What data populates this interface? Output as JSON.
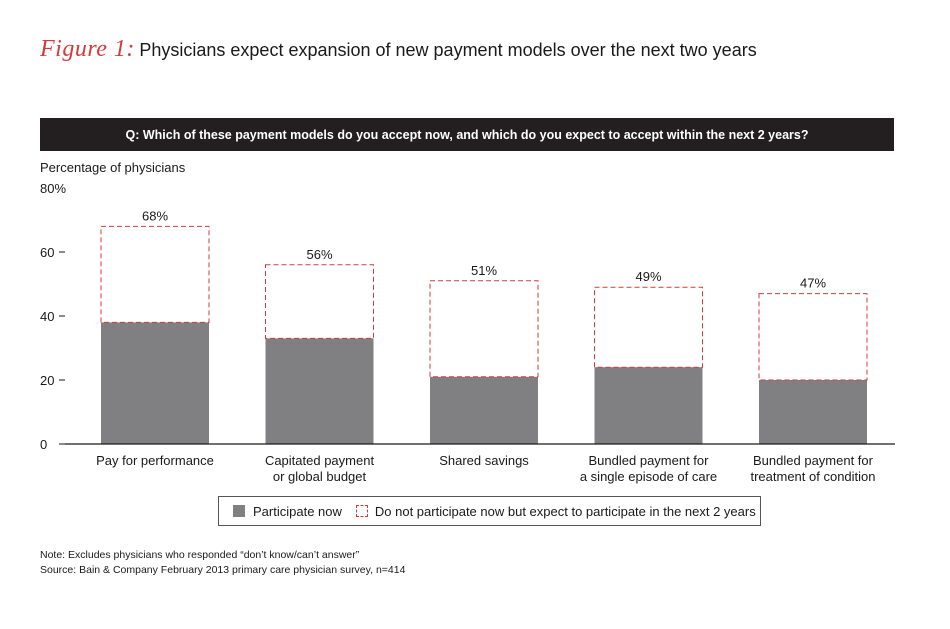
{
  "figure": {
    "label": "Figure 1:",
    "title": "Physicians expect expansion of new payment models over the next two years"
  },
  "question": "Q: Which of these payment models do you accept now, and which do you expect to accept within the next 2 years?",
  "chart_data": {
    "type": "bar",
    "ylabel": "Percentage of physicians",
    "ymax_label": "80%",
    "ylim": [
      0,
      80
    ],
    "y_ticks": [
      0,
      20,
      40,
      60
    ],
    "categories": [
      [
        "Pay for performance"
      ],
      [
        "Capitated payment",
        "or global budget"
      ],
      [
        "Shared savings"
      ],
      [
        "Bundled payment for",
        "a single episode of care"
      ],
      [
        "Bundled payment for",
        "treatment of condition"
      ]
    ],
    "series": [
      {
        "name": "Participate now",
        "color": "#808083",
        "values": [
          38,
          33,
          21,
          24,
          20
        ]
      },
      {
        "name": "Do not participate now but expect to participate in the next 2 years",
        "color": "#d63a3a",
        "values": [
          68,
          56,
          51,
          49,
          47
        ]
      }
    ],
    "total_labels": [
      "68%",
      "56%",
      "51%",
      "49%",
      "47%"
    ]
  },
  "legend": {
    "solid_label": "Participate now",
    "dashed_label": "Do not participate now but expect to participate in the next 2 years"
  },
  "notes": {
    "note": "Note: Excludes physicians who responded “don’t know/can’t answer”",
    "source": "Source: Bain & Company February 2013 primary care physician survey, n=414"
  }
}
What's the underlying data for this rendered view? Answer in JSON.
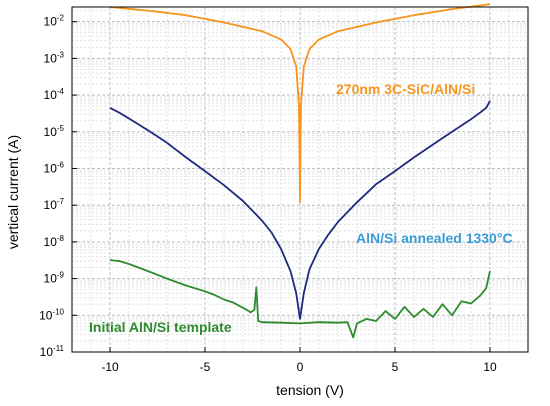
{
  "chart_data": {
    "type": "line",
    "xlabel": "tension (V)",
    "ylabel": "vertical current (A)",
    "xlim": [
      -12,
      12
    ],
    "ylim_log10": [
      -11,
      -1.6
    ],
    "y_scale": "log",
    "grid": true,
    "x_ticks": [
      "-10",
      "-5",
      "0",
      "5",
      "10"
    ],
    "x_tick_values": [
      -10,
      -5,
      0,
      5,
      10
    ],
    "y_tick_exponents": [
      -2,
      -3,
      -4,
      -5,
      -6,
      -7,
      -8,
      -9,
      -10,
      -11
    ],
    "y_tick_base": "10",
    "series": [
      {
        "name": "270nm 3C-SiC/AlN/Si",
        "color": "#f7941d",
        "x": [
          -10,
          -8,
          -6,
          -4,
          -2,
          -1,
          -0.5,
          -0.2,
          -0.05,
          0,
          0.05,
          0.2,
          0.5,
          1,
          2,
          4,
          6,
          8,
          10
        ],
        "y": [
          0.025,
          0.02,
          0.015,
          0.0095,
          0.0055,
          0.0033,
          0.0018,
          0.0006,
          5e-05,
          1.2e-07,
          5e-05,
          0.0006,
          0.0018,
          0.0033,
          0.0055,
          0.0095,
          0.015,
          0.022,
          0.03
        ]
      },
      {
        "name": "AlN/Si annealed 1330°C",
        "color": "#1f2a80",
        "x": [
          -10,
          -9.5,
          -9,
          -8,
          -7,
          -6,
          -5,
          -4,
          -3,
          -2,
          -1.5,
          -1,
          -0.5,
          -0.2,
          0,
          0.2,
          0.5,
          1,
          1.5,
          2,
          3,
          4,
          5,
          6,
          7,
          8,
          9,
          9.5,
          9.8,
          10
        ],
        "y": [
          4.5e-05,
          3.3e-05,
          2.3e-05,
          1.1e-05,
          5e-06,
          2e-06,
          8.5e-07,
          3.5e-07,
          1.3e-07,
          3.8e-08,
          1.8e-08,
          6.5e-09,
          1.6e-09,
          4e-10,
          8e-11,
          4e-10,
          1.8e-09,
          6.5e-09,
          1.6e-08,
          3.5e-08,
          1.2e-07,
          3.7e-07,
          8.5e-07,
          2e-06,
          4.5e-06,
          1e-05,
          2.2e-05,
          3.4e-05,
          4.5e-05,
          7e-05
        ]
      },
      {
        "name": "Initial AlN/Si template",
        "color": "#2e8b2e",
        "x": [
          -10,
          -9.5,
          -9,
          -8,
          -7,
          -6,
          -5,
          -4.5,
          -4,
          -3.5,
          -3,
          -2.8,
          -2.6,
          -2.4,
          -2.3,
          -2.2,
          -2,
          -1,
          0,
          1,
          2,
          2.5,
          2.8,
          3,
          3.5,
          4,
          4.5,
          5,
          5.5,
          6,
          6.5,
          7,
          7.5,
          8,
          8.5,
          9,
          9.5,
          9.8,
          10
        ],
        "y": [
          3.2e-09,
          3e-09,
          2.5e-09,
          1.6e-09,
          1e-09,
          6.5e-10,
          4.5e-10,
          3.6e-10,
          2.7e-10,
          2.2e-10,
          1.6e-10,
          1.4e-10,
          1.2e-10,
          1.4e-10,
          5.8e-10,
          7e-11,
          6.5e-11,
          6.3e-11,
          6e-11,
          6.5e-11,
          6.3e-11,
          6.5e-11,
          2.5e-11,
          6e-11,
          8e-11,
          7e-11,
          1.3e-10,
          8e-11,
          1.7e-10,
          9e-11,
          1.5e-10,
          9e-11,
          2e-10,
          1e-10,
          2.4e-10,
          2.1e-10,
          3.5e-10,
          5.5e-10,
          1.6e-09
        ]
      }
    ]
  }
}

◆ ◆ ◆ ◆ ◆ ◆ ◆

■ What is being asked ■
Give back the entries verbatim. Do not include any picture.

■ Solution below ■
What data populates this interface? Output as JSON.
{
  "figure": {
    "label": "Figure 1:",
    "title": "Physicians expect expansion of new payment models over the next two years"
  },
  "question": "Q: Which of these payment models do you accept now, and which do you expect to accept within the next 2 years?",
  "chart_data": {
    "type": "bar",
    "ylabel": "Percentage of physicians",
    "ymax_label": "80%",
    "ylim": [
      0,
      80
    ],
    "y_ticks": [
      0,
      20,
      40,
      60
    ],
    "categories": [
      [
        "Pay for performance"
      ],
      [
        "Capitated payment",
        "or global budget"
      ],
      [
        "Shared savings"
      ],
      [
        "Bundled payment for",
        "a single episode of care"
      ],
      [
        "Bundled payment for",
        "treatment of condition"
      ]
    ],
    "series": [
      {
        "name": "Participate now",
        "color": "#808083",
        "values": [
          38,
          33,
          21,
          24,
          20
        ]
      },
      {
        "name": "Do not participate now but expect to participate in the next 2 years",
        "color": "#d63a3a",
        "values": [
          68,
          56,
          51,
          49,
          47
        ]
      }
    ],
    "total_labels": [
      "68%",
      "56%",
      "51%",
      "49%",
      "47%"
    ]
  },
  "legend": {
    "solid_label": "Participate now",
    "dashed_label": "Do not participate now but expect to participate in the next 2 years"
  },
  "notes": {
    "note": "Note: Excludes physicians who responded “don’t know/can’t answer”",
    "source": "Source: Bain & Company February 2013 primary care physician survey, n=414"
  }
}
What's the underlying data for this rendered view? Answer in JSON.
{
  "chart_data": {
    "type": "line",
    "xlabel": "tension (V)",
    "ylabel": "vertical current (A)",
    "xlim": [
      -12,
      12
    ],
    "ylim_log10": [
      -11,
      -1.6
    ],
    "y_scale": "log",
    "grid": true,
    "x_ticks": [
      "-10",
      "-5",
      "0",
      "5",
      "10"
    ],
    "x_tick_values": [
      -10,
      -5,
      0,
      5,
      10
    ],
    "y_tick_exponents": [
      -2,
      -3,
      -4,
      -5,
      -6,
      -7,
      -8,
      -9,
      -10,
      -11
    ],
    "y_tick_base": "10",
    "series": [
      {
        "name": "270nm 3C-SiC/AlN/Si",
        "color": "#f7941d",
        "x": [
          -10,
          -8,
          -6,
          -4,
          -2,
          -1,
          -0.5,
          -0.2,
          -0.05,
          0,
          0.05,
          0.2,
          0.5,
          1,
          2,
          4,
          6,
          8,
          10
        ],
        "y": [
          0.025,
          0.02,
          0.015,
          0.0095,
          0.0055,
          0.0033,
          0.0018,
          0.0006,
          5e-05,
          1.2e-07,
          5e-05,
          0.0006,
          0.0018,
          0.0033,
          0.0055,
          0.0095,
          0.015,
          0.022,
          0.03
        ]
      },
      {
        "name": "AlN/Si annealed 1330°C",
        "color": "#1f2a80",
        "x": [
          -10,
          -9.5,
          -9,
          -8,
          -7,
          -6,
          -5,
          -4,
          -3,
          -2,
          -1.5,
          -1,
          -0.5,
          -0.2,
          0,
          0.2,
          0.5,
          1,
          1.5,
          2,
          3,
          4,
          5,
          6,
          7,
          8,
          9,
          9.5,
          9.8,
          10
        ],
        "y": [
          4.5e-05,
          3.3e-05,
          2.3e-05,
          1.1e-05,
          5e-06,
          2e-06,
          8.5e-07,
          3.5e-07,
          1.3e-07,
          3.8e-08,
          1.8e-08,
          6.5e-09,
          1.6e-09,
          4e-10,
          8e-11,
          4e-10,
          1.8e-09,
          6.5e-09,
          1.6e-08,
          3.5e-08,
          1.2e-07,
          3.7e-07,
          8.5e-07,
          2e-06,
          4.5e-06,
          1e-05,
          2.2e-05,
          3.4e-05,
          4.5e-05,
          7e-05
        ]
      },
      {
        "name": "Initial AlN/Si template",
        "color": "#2e8b2e",
        "x": [
          -10,
          -9.5,
          -9,
          -8,
          -7,
          -6,
          -5,
          -4.5,
          -4,
          -3.5,
          -3,
          -2.8,
          -2.6,
          -2.4,
          -2.3,
          -2.2,
          -2,
          -1,
          0,
          1,
          2,
          2.5,
          2.8,
          3,
          3.5,
          4,
          4.5,
          5,
          5.5,
          6,
          6.5,
          7,
          7.5,
          8,
          8.5,
          9,
          9.5,
          9.8,
          10
        ],
        "y": [
          3.2e-09,
          3e-09,
          2.5e-09,
          1.6e-09,
          1e-09,
          6.5e-10,
          4.5e-10,
          3.6e-10,
          2.7e-10,
          2.2e-10,
          1.6e-10,
          1.4e-10,
          1.2e-10,
          1.4e-10,
          5.8e-10,
          7e-11,
          6.5e-11,
          6.3e-11,
          6e-11,
          6.5e-11,
          6.3e-11,
          6.5e-11,
          2.5e-11,
          6e-11,
          8e-11,
          7e-11,
          1.3e-10,
          8e-11,
          1.7e-10,
          9e-11,
          1.5e-10,
          9e-11,
          2e-10,
          1e-10,
          2.4e-10,
          2.1e-10,
          3.5e-10,
          5.5e-10,
          1.6e-09
        ]
      }
    ]
  }
}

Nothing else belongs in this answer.